- _Yang Harus Dikerjakan_
Lanjutkan tulisan tentang penanganan dugaan korupsi di bidang pasar modal oleh Kejaksaan Agung, mulai dari setelah kalimat terakhirnya.
───── Kutipan Dokumen ─────
Penjelasan Pasal 27, Yang dimaksud dengan “tindak pidana korupsi yang sulit pembuktiannya”, antara lain tindak pidana korupsi di bidang perbankan, perpajakan, pasar modal, perdagangan dan industri, komoditi berjangka, atau di bidang moneter dan keuangan yang: a. bersifat lintas sektoral; b. dilakukan dengan menggunakan teknologi canggih; atau c. dilakukan oleh tersangka/terdakwa yang berstatus sebagai Penyelenggara Negara sebagaimana ditentukan dalam Undang-undang Nomor 28 Tahun 1999 tentang Penyelenggara Negara yang Bersih dan Bebas dari Korupsi, Kolusi, dan Nepotisme.

Langkah ini sepertinya tidak dilakukan oleh Kejaksaan Agung, tidak ada informasi tentang pembentukan tim gabungan di bawah koordinasi Jaksa Agung, yakni dengan mengajak PPNS yang diperbantukan di OJK untuk melakukan serangkaian pemeriksaan, penyelidikan dan penyidikan secara bersama. Padahal kasus ini masuk kategori dugaan tindak pidana korupsi yang sulit pembuktiannya, di antaranya adalah bidang pasar modal.

Sehingga wajar terjadi beberapa kesalahan dalam proses hukum, yang berakibat pada penyitaan dan perampasan terhadap kekayaan pihak ketiga yang tidak ada sangkut pautnya. Ada dugaan malpraktik hukum atau jika dianalogikan “dokter umum memeriksa/mengdiagnosis pasien yang menderita penyakit jantung”, bukan tidak boleh tetapi akan lebih valid dan elegan PPNS yang diperbantukan di OJK yang memang spesialisasinya masuk dalam tim gabungan di bawah koordinasi Jaksa Agung, sesuai amanat UU Tipikor.
───── Daftar Data ─────
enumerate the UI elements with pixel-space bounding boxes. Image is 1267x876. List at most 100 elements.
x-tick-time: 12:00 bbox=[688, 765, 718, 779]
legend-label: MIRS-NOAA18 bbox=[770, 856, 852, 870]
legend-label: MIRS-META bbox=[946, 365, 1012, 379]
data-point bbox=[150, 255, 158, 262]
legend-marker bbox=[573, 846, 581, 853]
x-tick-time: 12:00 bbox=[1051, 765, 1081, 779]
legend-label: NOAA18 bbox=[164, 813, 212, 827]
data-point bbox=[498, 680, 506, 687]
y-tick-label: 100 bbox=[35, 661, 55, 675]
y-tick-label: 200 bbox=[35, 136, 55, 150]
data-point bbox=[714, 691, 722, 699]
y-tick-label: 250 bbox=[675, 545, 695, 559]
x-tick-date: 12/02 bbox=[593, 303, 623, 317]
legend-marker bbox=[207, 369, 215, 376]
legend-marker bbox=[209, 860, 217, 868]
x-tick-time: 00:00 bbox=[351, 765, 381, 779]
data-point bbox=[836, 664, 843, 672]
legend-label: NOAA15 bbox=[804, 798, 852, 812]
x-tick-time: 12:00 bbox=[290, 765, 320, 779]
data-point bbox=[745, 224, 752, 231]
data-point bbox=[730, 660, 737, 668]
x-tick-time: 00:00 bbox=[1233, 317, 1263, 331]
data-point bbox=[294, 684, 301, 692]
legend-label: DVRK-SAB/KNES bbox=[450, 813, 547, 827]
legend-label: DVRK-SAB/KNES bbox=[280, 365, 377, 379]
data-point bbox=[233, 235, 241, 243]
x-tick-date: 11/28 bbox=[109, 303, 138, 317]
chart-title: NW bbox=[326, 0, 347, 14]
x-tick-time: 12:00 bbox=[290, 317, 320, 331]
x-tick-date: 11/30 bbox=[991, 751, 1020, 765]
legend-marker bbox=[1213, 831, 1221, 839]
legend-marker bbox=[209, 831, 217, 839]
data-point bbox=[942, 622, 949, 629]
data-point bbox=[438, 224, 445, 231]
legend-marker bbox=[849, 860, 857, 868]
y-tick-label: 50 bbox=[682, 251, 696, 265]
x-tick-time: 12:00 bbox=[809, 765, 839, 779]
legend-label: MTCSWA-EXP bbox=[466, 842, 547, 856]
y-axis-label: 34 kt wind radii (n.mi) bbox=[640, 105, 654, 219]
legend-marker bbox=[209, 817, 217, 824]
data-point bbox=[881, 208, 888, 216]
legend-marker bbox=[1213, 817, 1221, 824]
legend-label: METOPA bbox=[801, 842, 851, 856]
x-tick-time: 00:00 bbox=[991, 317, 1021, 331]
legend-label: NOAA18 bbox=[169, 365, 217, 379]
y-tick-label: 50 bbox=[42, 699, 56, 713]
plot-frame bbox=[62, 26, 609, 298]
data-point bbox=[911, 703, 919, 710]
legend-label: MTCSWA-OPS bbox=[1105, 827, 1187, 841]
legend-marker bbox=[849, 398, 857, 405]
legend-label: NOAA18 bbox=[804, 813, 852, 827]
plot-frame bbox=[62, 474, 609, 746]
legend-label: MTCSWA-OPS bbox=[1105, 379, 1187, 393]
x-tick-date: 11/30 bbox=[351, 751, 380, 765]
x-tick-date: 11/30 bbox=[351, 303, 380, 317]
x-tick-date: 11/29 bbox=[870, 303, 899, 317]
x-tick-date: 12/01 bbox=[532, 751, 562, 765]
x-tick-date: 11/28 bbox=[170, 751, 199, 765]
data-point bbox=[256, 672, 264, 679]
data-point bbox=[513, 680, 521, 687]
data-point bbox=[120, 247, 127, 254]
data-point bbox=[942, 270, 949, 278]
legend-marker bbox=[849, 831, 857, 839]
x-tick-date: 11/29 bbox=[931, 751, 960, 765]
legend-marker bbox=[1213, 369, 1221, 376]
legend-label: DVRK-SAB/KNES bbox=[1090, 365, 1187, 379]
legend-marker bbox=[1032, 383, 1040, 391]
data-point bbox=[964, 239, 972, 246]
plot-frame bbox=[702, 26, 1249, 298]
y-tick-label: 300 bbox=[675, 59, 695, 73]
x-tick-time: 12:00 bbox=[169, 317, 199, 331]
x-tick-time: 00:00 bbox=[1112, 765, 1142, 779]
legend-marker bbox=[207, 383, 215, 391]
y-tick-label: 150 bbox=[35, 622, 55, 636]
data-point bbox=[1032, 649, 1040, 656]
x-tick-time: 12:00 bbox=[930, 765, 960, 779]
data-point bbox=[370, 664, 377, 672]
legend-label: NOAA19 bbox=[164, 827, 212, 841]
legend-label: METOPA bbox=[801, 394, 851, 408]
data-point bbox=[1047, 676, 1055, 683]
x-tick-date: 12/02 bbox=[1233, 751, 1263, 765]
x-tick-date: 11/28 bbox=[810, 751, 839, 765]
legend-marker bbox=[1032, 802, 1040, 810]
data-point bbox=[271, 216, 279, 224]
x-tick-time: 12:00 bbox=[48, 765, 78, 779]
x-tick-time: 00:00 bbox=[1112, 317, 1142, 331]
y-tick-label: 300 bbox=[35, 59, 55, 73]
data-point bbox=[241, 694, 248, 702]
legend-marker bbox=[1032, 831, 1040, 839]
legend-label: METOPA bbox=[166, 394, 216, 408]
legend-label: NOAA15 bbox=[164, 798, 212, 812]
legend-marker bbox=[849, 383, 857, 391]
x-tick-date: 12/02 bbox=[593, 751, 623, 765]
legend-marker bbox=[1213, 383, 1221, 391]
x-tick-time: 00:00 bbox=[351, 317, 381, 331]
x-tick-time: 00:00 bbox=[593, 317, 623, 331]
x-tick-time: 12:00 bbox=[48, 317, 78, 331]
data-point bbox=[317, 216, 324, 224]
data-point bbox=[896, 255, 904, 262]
─────
- _Hasil yang Diharapkan_
Mahkamah Agung

Mengikuti proses hukum Asuransi Jiwasraya dan ASABRI, akhirnya mulai disadari bahwa ada beberapa proses hukum yang tidak sesuai. Apresiasi publik kepada Majelis Hakim yang menyidangkan kasus ASABRI yang menganalisis dan menyampaikan pernyataan yang dikutip media massa, “Kejaksaan RI saat melakukan proses penyitaan dilakukan secara serampangan antara aset-aset pihak ketiga yang tidak ada kaitannya dengan perkara ini”. Pernyataan ini adalah teguran yang sangat keras yang dilakukan Majelis Hakim kepada Jaksa Penuntut Umum. Di samping penggunaan dan penerapan pasal penuntutan yang tidak pas, sehingga terkesan kurang hati-hati dan mudah dikoreksi oleh Majelis Hakim.

Benteng terakhir penegakan hukum adalah Mahkamah Agung, akankah Mahkamah Agung dapat menjalankan amanahnya dengan baik? Memeriksa kembali proses hukum yang tidak tepat dan yang kurang tepat? Yang salah memang harus bertanggung jawab sesuai dengan kesalahannya, sementara yang tidak bersalah dan tidak melanggar hukum dikembalikan hak-hak dan nama baiknya, terutama pihak ketiga yang tidak ada hubungannya dengan kasus hukum Asuransi Jiwasraya dan ASABRI.

Solusi ke Depan

Ke depan, sebaiknya Kejaksaan Agung apabila menghadapi kasus serupa dan termasuk kriteria Pasal 27 UU Tipikor dan penjelasannya sebagai sesuatu yang diartikan dalam rangka memperkuat tim gabungan untuk proses pemeriksaan, penyelidikan dan penyidikan, sehingga keadilan dalam penegakan hukum itu marwahnya dirasakan oleh semua pihak. Jika masih diabaikan, apalagi cenderung one institution show, maka biasanya kebenaran itu akan mencari jalannya sendiri, nasehat serupa disampaikan oleh mendiang Presiden Nelson Mandela pada quote di awal tulisan ini.

*)Arman Nefi, Staf Pengajar Fakultas Hukum Universitas Indonesia.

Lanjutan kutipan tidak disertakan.